> [REQUIRED WORK]:
Every line of the listing must be reproduced as it stands. Leave the images behind.

> [SUPPLIED ENTRIES]:

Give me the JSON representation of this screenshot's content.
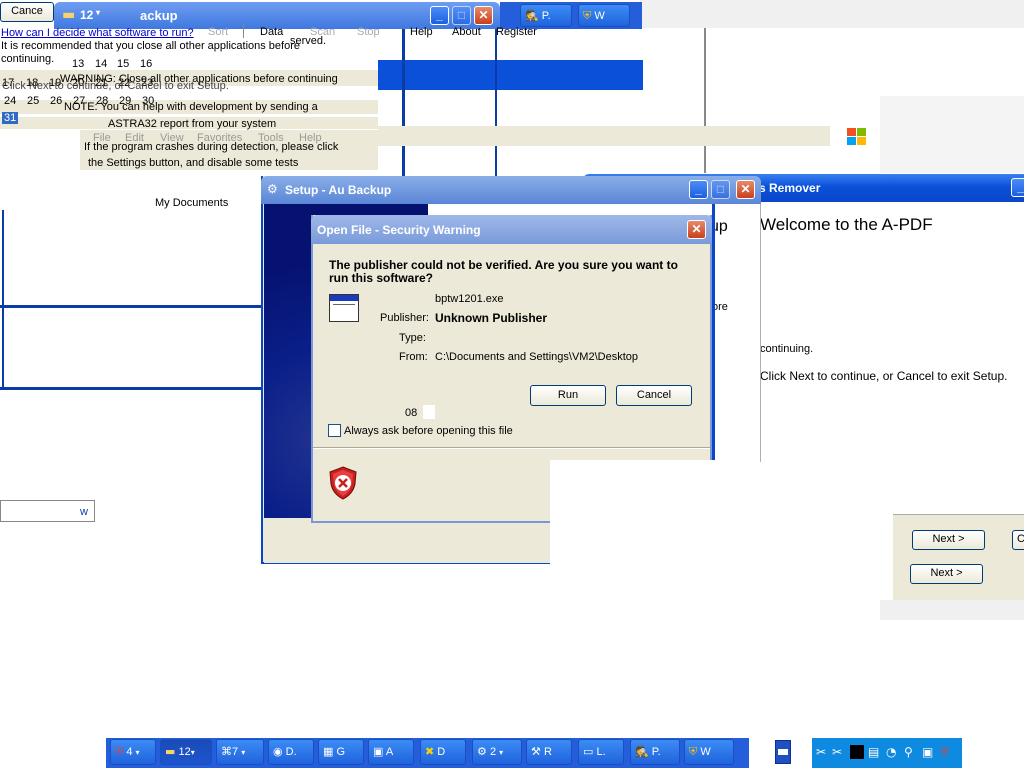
{
  "bg_setup": {
    "cancel_label": "Cance",
    "help_link": "How can I decide what software to run?",
    "recommend_text": "It is recommended that you close all other applications before continuing.",
    "warning_text": "WARNING: Close all other applications before continuing",
    "click_text": "Click Next to continue, or Cancel to exit Setup.",
    "note_text": "NOTE: You can help with development by sending a",
    "astra_text": "ASTRA32 report from your system",
    "crash_text": "If the program crashes during detection, please click",
    "settings_text": "the Settings button, and disable some tests",
    "reserved_text": "served.",
    "my_documents": "My Documents",
    "calendar": {
      "row1": [
        "13",
        "14",
        "15",
        "16"
      ],
      "row2": [
        "17",
        "18",
        "19",
        "20",
        "21",
        "22",
        "23"
      ],
      "row3": [
        "24",
        "25",
        "26",
        "27",
        "28",
        "29",
        "30"
      ],
      "row4": [
        "31"
      ]
    },
    "tabs": [
      "Sort",
      "Data",
      "Scan",
      "Stop",
      "Help",
      "About",
      "Register"
    ],
    "menu": [
      "File",
      "Edit",
      "View",
      "Favorites",
      "Tools",
      "Help"
    ],
    "explorer_title": "12",
    "explorer_title_suffix": "ackup",
    "small_w": "w"
  },
  "apdf": {
    "title": "s Remover",
    "welcome": "Welcome to the A-PDF",
    "ore": "ore",
    "continuing": "continuing.",
    "click_next": "Click Next to continue, or Cancel to exit Setup.",
    "up": "up",
    "next1": "Next >",
    "next2": "Next >",
    "c_label": "C"
  },
  "setup": {
    "title": "Setup - Au Backup"
  },
  "dialog": {
    "title": "Open File - Security Warning",
    "question": "The publisher could not be verified.  Are you sure you want to run this software?",
    "filename": "bptw1201.exe",
    "publisher_label": "Publisher:",
    "publisher_value": "Unknown Publisher",
    "type_label": "Type:",
    "type_value": "",
    "from_label": "From:",
    "from_value": "C:\\Documents and Settings\\VM2\\Desktop",
    "run_label": "Run",
    "cancel_label": "Cancel",
    "field_08": "08",
    "checkbox_label": "Always ask before opening this file",
    "checkbox_checked": false
  },
  "top_taskbar": [
    {
      "label": "P.",
      "icon": "spy-icon"
    },
    {
      "label": "W",
      "icon": "shield-icon"
    }
  ],
  "taskbar": {
    "items": [
      {
        "label": "4",
        "icon": "shield-icon"
      },
      {
        "label": "12",
        "icon": "folder-icon"
      },
      {
        "label": "7",
        "icon": "network-icon"
      },
      {
        "label": "D.",
        "icon": "disc-icon"
      },
      {
        "label": "G",
        "icon": "film-icon"
      },
      {
        "label": "A",
        "icon": "app-icon"
      },
      {
        "label": "D",
        "icon": "x-icon"
      },
      {
        "label": "2",
        "icon": "setup-icon"
      },
      {
        "label": "R",
        "icon": "tool-icon"
      },
      {
        "label": "L.",
        "icon": "window-icon"
      },
      {
        "label": "P.",
        "icon": "spy-icon"
      },
      {
        "label": "W",
        "icon": "shield-icon"
      }
    ]
  },
  "colors": {
    "xp_blue": "#0a50d8",
    "dialog_bg": "#ece9d8",
    "taskbar_blue": "#245edb",
    "close_red": "#d4522c",
    "dark_navy": "#0a1f8a"
  }
}
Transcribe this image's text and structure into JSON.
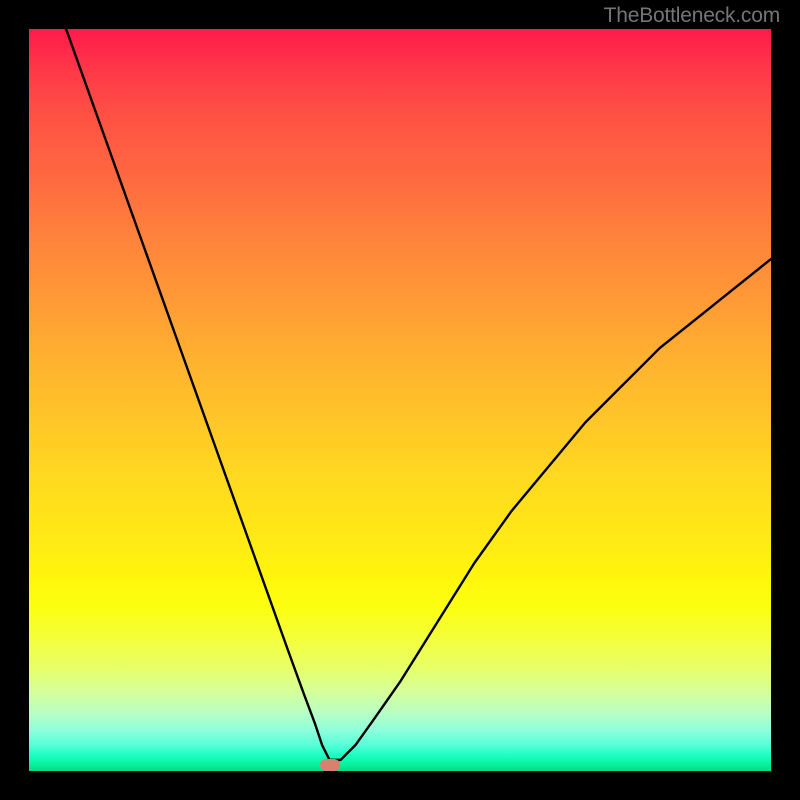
{
  "attribution": "TheBottleneck.com",
  "chart_data": {
    "type": "line",
    "title": "",
    "xlabel": "",
    "ylabel": "",
    "xlim": [
      0,
      100
    ],
    "ylim": [
      0,
      100
    ],
    "background_gradient": {
      "top_color": "#ff1a4a",
      "bottom_color": "#08d888",
      "meaning": "red=high bottleneck, green=low bottleneck"
    },
    "series": [
      {
        "name": "bottleneck-curve",
        "type": "line",
        "color": "#000000",
        "x": [
          5,
          7.5,
          10,
          12.5,
          15,
          17.5,
          20,
          22.5,
          25,
          27.5,
          30,
          32.5,
          35,
          37,
          38.5,
          39.5,
          40.5,
          42,
          44,
          46.5,
          50,
          55,
          60,
          65,
          70,
          75,
          80,
          85,
          90,
          95,
          100
        ],
        "y": [
          100,
          93,
          86,
          79,
          72,
          65,
          58,
          51,
          44,
          37,
          30,
          23,
          16,
          10.5,
          6.5,
          3.5,
          1.5,
          1.5,
          3.5,
          7,
          12,
          20,
          28,
          35,
          41,
          47,
          52,
          57,
          61,
          65,
          69
        ]
      }
    ],
    "marker": {
      "name": "optimal-point",
      "x": 40.5,
      "y": 0.8,
      "color": "#d8816f",
      "shape": "rounded-rect"
    }
  }
}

> [RESULT OF THE TASK]:
Give me the JSON representation of this screenshot's content.
{
  "bg_setup": {
    "cancel_label": "Cance",
    "help_link": "How can I decide what software to run?",
    "recommend_text": "It is recommended that you close all other applications before continuing.",
    "warning_text": "WARNING: Close all other applications before continuing",
    "click_text": "Click Next to continue, or Cancel to exit Setup.",
    "note_text": "NOTE: You can help with development by sending a",
    "astra_text": "ASTRA32 report from your system",
    "crash_text": "If the program crashes during detection, please click",
    "settings_text": "the Settings button, and disable some tests",
    "reserved_text": "served.",
    "my_documents": "My Documents",
    "calendar": {
      "row1": [
        "13",
        "14",
        "15",
        "16"
      ],
      "row2": [
        "17",
        "18",
        "19",
        "20",
        "21",
        "22",
        "23"
      ],
      "row3": [
        "24",
        "25",
        "26",
        "27",
        "28",
        "29",
        "30"
      ],
      "row4": [
        "31"
      ]
    },
    "tabs": [
      "Sort",
      "Data",
      "Scan",
      "Stop",
      "Help",
      "About",
      "Register"
    ],
    "menu": [
      "File",
      "Edit",
      "View",
      "Favorites",
      "Tools",
      "Help"
    ],
    "explorer_title": "12",
    "explorer_title_suffix": "ackup",
    "small_w": "w"
  },
  "apdf": {
    "title": "s Remover",
    "welcome": "Welcome to the A-PDF",
    "ore": "ore",
    "continuing": "continuing.",
    "click_next": "Click Next to continue, or Cancel to exit Setup.",
    "up": "up",
    "next1": "Next >",
    "next2": "Next >",
    "c_label": "C"
  },
  "setup": {
    "title": "Setup - Au Backup"
  },
  "dialog": {
    "title": "Open File - Security Warning",
    "question": "The publisher could not be verified.  Are you sure you want to run this software?",
    "filename": "bptw1201.exe",
    "publisher_label": "Publisher:",
    "publisher_value": "Unknown Publisher",
    "type_label": "Type:",
    "type_value": "",
    "from_label": "From:",
    "from_value": "C:\\Documents and Settings\\VM2\\Desktop",
    "run_label": "Run",
    "cancel_label": "Cancel",
    "field_08": "08",
    "checkbox_label": "Always ask before opening this file",
    "checkbox_checked": false
  },
  "top_taskbar": [
    {
      "label": "P.",
      "icon": "spy-icon"
    },
    {
      "label": "W",
      "icon": "shield-icon"
    }
  ],
  "taskbar": {
    "items": [
      {
        "label": "4",
        "icon": "shield-icon"
      },
      {
        "label": "12",
        "icon": "folder-icon"
      },
      {
        "label": "7",
        "icon": "network-icon"
      },
      {
        "label": "D.",
        "icon": "disc-icon"
      },
      {
        "label": "G",
        "icon": "film-icon"
      },
      {
        "label": "A",
        "icon": "app-icon"
      },
      {
        "label": "D",
        "icon": "x-icon"
      },
      {
        "label": "2",
        "icon": "setup-icon"
      },
      {
        "label": "R",
        "icon": "tool-icon"
      },
      {
        "label": "L.",
        "icon": "window-icon"
      },
      {
        "label": "P.",
        "icon": "spy-icon"
      },
      {
        "label": "W",
        "icon": "shield-icon"
      }
    ]
  },
  "colors": {
    "xp_blue": "#0a50d8",
    "dialog_bg": "#ece9d8",
    "taskbar_blue": "#245edb",
    "close_red": "#d4522c",
    "dark_navy": "#0a1f8a"
  }
}
Transcribe this image's text and structure into JSON.
{
  "attribution": "TheBottleneck.com",
  "chart_data": {
    "type": "line",
    "title": "",
    "xlabel": "",
    "ylabel": "",
    "xlim": [
      0,
      100
    ],
    "ylim": [
      0,
      100
    ],
    "background_gradient": {
      "top_color": "#ff1a4a",
      "bottom_color": "#08d888",
      "meaning": "red=high bottleneck, green=low bottleneck"
    },
    "series": [
      {
        "name": "bottleneck-curve",
        "type": "line",
        "color": "#000000",
        "x": [
          5,
          7.5,
          10,
          12.5,
          15,
          17.5,
          20,
          22.5,
          25,
          27.5,
          30,
          32.5,
          35,
          37,
          38.5,
          39.5,
          40.5,
          42,
          44,
          46.5,
          50,
          55,
          60,
          65,
          70,
          75,
          80,
          85,
          90,
          95,
          100
        ],
        "y": [
          100,
          93,
          86,
          79,
          72,
          65,
          58,
          51,
          44,
          37,
          30,
          23,
          16,
          10.5,
          6.5,
          3.5,
          1.5,
          1.5,
          3.5,
          7,
          12,
          20,
          28,
          35,
          41,
          47,
          52,
          57,
          61,
          65,
          69
        ]
      }
    ],
    "marker": {
      "name": "optimal-point",
      "x": 40.5,
      "y": 0.8,
      "color": "#d8816f",
      "shape": "rounded-rect"
    }
  }
}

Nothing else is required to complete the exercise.